§ **SET EXERCISE**:
Using the listing below, report all lines holding the word "document".

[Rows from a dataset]
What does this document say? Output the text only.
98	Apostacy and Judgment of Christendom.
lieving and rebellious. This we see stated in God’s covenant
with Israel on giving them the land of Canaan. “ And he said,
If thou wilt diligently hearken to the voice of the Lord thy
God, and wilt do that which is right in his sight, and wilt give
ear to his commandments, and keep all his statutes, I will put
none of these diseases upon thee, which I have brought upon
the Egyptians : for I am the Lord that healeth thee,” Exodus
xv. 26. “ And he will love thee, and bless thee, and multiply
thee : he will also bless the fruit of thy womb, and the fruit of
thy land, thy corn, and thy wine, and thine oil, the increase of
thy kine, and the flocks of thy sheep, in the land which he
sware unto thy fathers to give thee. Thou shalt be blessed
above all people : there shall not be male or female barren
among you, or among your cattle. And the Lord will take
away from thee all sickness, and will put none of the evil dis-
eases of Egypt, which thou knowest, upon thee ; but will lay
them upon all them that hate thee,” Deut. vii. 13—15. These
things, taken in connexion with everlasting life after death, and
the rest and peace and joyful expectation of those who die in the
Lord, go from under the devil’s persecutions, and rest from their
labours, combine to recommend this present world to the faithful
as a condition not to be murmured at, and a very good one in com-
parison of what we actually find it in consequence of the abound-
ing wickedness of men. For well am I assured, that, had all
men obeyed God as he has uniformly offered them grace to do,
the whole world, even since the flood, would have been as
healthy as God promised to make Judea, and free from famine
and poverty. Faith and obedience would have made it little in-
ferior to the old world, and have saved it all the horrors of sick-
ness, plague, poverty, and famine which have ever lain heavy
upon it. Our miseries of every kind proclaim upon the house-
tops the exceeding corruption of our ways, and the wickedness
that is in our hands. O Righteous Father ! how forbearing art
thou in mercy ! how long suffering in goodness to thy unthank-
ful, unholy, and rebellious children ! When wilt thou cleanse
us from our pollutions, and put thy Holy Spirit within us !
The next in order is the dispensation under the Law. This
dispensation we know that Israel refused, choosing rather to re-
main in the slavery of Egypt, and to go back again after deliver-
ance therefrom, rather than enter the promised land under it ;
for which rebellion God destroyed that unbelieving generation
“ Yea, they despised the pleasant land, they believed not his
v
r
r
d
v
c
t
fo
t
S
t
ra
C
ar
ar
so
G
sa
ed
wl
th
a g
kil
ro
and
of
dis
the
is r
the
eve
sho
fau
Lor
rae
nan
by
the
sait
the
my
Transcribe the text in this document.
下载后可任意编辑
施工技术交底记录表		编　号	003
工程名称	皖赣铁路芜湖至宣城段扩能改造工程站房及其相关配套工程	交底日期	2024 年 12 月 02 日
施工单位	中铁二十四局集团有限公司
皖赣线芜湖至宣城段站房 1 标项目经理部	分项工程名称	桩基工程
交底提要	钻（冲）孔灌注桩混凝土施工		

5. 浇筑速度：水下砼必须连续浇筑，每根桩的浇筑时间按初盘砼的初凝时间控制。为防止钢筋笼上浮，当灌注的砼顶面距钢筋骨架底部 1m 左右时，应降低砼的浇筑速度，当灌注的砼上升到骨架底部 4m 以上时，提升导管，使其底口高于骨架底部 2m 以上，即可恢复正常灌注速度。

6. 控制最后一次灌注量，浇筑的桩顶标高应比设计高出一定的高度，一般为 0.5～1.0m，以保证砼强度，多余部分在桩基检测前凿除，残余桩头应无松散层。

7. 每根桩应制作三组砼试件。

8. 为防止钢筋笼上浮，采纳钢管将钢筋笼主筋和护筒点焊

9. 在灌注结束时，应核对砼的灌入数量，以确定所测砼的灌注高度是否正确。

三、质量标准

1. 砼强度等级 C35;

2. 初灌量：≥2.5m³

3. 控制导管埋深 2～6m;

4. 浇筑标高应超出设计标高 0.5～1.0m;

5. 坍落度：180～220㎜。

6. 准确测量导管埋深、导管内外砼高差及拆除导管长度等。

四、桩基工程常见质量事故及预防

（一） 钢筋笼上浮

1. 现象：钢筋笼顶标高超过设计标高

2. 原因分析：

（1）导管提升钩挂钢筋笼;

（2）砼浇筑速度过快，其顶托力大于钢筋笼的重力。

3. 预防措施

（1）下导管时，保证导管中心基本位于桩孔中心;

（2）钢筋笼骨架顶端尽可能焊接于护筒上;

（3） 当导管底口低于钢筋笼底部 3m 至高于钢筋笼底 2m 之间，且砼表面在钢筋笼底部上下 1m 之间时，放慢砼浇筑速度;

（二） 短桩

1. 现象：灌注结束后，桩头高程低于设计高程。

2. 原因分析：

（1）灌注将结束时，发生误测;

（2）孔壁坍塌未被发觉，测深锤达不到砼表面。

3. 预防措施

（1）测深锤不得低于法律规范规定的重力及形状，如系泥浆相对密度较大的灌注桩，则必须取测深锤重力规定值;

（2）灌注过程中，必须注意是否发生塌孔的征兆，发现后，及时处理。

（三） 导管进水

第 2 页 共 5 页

§ **THE REPLY**:
What does this document say? Output the text only.
Transcribe the text in this document.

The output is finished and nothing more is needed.